Given data –
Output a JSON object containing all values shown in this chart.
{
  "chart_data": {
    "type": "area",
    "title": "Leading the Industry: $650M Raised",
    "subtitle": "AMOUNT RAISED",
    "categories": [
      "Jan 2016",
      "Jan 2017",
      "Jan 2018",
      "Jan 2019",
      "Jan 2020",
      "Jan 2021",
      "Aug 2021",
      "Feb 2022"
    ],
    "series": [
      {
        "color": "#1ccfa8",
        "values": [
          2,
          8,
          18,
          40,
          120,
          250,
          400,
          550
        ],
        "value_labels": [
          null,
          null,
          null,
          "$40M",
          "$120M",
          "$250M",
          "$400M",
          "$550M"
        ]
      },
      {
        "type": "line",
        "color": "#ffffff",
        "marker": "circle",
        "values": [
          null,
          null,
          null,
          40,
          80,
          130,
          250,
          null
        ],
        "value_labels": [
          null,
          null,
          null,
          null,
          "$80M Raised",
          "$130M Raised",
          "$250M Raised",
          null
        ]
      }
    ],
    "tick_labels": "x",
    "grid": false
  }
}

Work to be completed –
Output the records exactly, including every line.

Result below –
Output a JSON object containing all values shown in this chart.
{
  "chart_data": {
    "type": "area",
    "title": "Leading the Industry: $650M Raised",
    "subtitle": "AMOUNT RAISED",
    "categories": [
      "Jan 2016",
      "Jan 2017",
      "Jan 2018",
      "Jan 2019",
      "Jan 2020",
      "Jan 2021",
      "Aug 2021",
      "Feb 2022"
    ],
    "series": [
      {
        "color": "#1ccfa8",
        "values": [
          2,
          8,
          18,
          40,
          120,
          250,
          400,
          550
        ],
        "value_labels": [
          null,
          null,
          null,
          "$40M",
          "$120M",
          "$250M",
          "$400M",
          "$550M"
        ]
      },
      {
        "type": "line",
        "color": "#ffffff",
        "marker": "circle",
        "values": [
          null,
          null,
          null,
          40,
          80,
          130,
          250,
          null
        ],
        "value_labels": [
          null,
          null,
          null,
          null,
          "$80M Raised",
          "$130M Raised",
          "$250M Raised",
          null
        ]
      }
    ],
    "tick_labels": "x",
    "grid": false
  }
}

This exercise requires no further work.